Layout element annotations
• • •

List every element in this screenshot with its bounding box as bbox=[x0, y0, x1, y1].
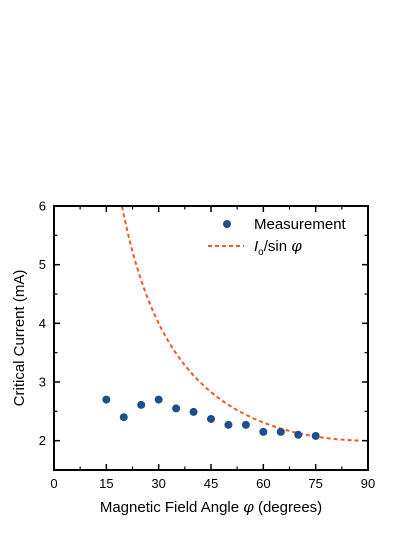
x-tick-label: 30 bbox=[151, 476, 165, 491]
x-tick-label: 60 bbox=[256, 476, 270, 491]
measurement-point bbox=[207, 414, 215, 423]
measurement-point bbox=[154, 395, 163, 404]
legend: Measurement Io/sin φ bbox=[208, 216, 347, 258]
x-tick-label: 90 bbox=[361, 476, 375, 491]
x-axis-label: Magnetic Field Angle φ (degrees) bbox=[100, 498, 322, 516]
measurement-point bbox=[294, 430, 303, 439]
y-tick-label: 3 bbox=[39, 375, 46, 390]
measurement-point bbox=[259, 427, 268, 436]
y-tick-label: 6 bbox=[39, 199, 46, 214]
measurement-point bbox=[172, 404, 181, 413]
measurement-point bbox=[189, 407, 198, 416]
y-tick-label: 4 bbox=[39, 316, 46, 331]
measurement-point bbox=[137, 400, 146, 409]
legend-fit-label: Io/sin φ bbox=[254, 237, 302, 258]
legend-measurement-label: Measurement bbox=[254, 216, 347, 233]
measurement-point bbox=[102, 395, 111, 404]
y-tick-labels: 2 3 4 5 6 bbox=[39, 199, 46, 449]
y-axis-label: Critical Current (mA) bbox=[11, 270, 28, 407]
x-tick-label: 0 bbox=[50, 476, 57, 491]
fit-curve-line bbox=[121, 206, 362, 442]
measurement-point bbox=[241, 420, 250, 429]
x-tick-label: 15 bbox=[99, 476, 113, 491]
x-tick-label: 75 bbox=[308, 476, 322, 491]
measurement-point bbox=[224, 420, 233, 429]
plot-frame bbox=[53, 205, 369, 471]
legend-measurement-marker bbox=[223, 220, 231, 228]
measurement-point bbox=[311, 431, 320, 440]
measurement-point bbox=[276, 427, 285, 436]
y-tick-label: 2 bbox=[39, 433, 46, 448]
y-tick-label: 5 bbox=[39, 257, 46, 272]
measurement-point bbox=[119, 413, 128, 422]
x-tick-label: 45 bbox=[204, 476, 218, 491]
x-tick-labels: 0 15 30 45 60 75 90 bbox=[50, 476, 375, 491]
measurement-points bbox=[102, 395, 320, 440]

• • •

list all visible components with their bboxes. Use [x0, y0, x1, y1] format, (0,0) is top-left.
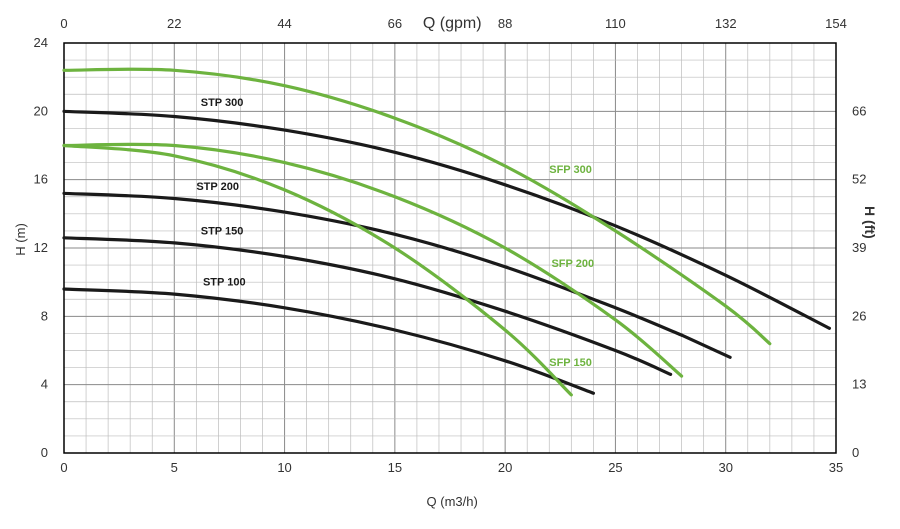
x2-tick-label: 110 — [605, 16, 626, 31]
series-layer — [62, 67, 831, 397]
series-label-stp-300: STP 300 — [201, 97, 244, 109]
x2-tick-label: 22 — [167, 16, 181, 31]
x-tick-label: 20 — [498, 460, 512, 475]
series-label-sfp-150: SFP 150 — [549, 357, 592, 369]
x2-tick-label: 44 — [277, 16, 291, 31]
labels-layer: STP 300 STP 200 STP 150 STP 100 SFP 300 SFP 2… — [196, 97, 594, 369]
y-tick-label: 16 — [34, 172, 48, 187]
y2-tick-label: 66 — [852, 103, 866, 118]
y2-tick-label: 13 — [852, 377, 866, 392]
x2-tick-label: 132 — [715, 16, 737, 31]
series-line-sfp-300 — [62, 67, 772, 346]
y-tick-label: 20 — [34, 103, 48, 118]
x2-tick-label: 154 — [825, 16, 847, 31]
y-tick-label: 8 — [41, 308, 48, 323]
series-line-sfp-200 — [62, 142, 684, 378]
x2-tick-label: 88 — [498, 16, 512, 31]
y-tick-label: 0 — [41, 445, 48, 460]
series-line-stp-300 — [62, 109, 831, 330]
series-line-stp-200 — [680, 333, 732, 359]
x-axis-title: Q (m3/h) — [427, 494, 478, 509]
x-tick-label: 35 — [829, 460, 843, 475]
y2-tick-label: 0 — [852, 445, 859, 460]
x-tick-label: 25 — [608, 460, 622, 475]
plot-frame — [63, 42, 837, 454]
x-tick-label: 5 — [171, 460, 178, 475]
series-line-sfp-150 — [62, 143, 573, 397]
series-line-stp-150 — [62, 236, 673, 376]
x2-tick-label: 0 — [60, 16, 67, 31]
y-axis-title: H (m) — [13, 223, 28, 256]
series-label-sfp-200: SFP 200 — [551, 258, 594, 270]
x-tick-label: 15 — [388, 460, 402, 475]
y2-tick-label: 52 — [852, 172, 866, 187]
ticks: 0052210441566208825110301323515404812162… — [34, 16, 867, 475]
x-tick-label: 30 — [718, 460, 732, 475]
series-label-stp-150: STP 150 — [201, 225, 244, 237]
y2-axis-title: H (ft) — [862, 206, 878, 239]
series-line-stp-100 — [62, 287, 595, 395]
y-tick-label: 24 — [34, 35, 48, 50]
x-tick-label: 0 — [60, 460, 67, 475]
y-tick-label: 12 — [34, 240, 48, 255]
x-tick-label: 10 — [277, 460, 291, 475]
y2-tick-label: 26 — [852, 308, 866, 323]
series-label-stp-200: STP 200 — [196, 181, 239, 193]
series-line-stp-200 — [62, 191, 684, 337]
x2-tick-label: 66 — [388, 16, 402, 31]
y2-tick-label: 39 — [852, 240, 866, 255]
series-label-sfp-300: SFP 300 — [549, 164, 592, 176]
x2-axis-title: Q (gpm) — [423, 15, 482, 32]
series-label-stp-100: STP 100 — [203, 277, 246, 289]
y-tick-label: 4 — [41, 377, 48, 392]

• • •

#### Aim of the exercise
Repeat the lines of the records starting at the one containing "x-tick-label: 30 bbox=[151, 476, 165, 491]" and ending at the one containing "y-tick-label: 5 bbox=[39, 257, 46, 272]".

#### The output
x-tick-label: 30 bbox=[151, 476, 165, 491]
x-tick-label: 60 bbox=[256, 476, 270, 491]
measurement-point bbox=[207, 414, 215, 423]
measurement-point bbox=[154, 395, 163, 404]
legend: Measurement Io/sin φ bbox=[208, 216, 347, 258]
x-tick-label: 90 bbox=[361, 476, 375, 491]
x-axis-label: Magnetic Field Angle φ (degrees) bbox=[100, 498, 322, 516]
measurement-point bbox=[294, 430, 303, 439]
y-tick-label: 3 bbox=[39, 375, 46, 390]
measurement-point bbox=[259, 427, 268, 436]
y-tick-label: 6 bbox=[39, 199, 46, 214]
measurement-point bbox=[172, 404, 181, 413]
measurement-point bbox=[189, 407, 198, 416]
y-tick-label: 4 bbox=[39, 316, 46, 331]
measurement-point bbox=[137, 400, 146, 409]
legend-fit-label: Io/sin φ bbox=[254, 237, 302, 258]
legend-measurement-label: Measurement bbox=[254, 216, 347, 233]
measurement-point bbox=[102, 395, 111, 404]
y-tick-labels: 2 3 4 5 6 bbox=[39, 199, 46, 449]
y-axis-label: Critical Current (mA) bbox=[11, 270, 28, 407]
x-tick-label: 0 bbox=[50, 476, 57, 491]
fit-curve-line bbox=[121, 206, 362, 442]
measurement-point bbox=[241, 420, 250, 429]
x-tick-label: 15 bbox=[99, 476, 113, 491]
x-tick-label: 75 bbox=[308, 476, 322, 491]
measurement-point bbox=[224, 420, 233, 429]
plot-frame bbox=[53, 205, 369, 471]
legend-measurement-marker bbox=[223, 220, 231, 228]
measurement-point bbox=[311, 431, 320, 440]
measurement-point bbox=[276, 427, 285, 436]
y-tick-label: 2 bbox=[39, 433, 46, 448]
y-tick-label: 5 bbox=[39, 257, 46, 272]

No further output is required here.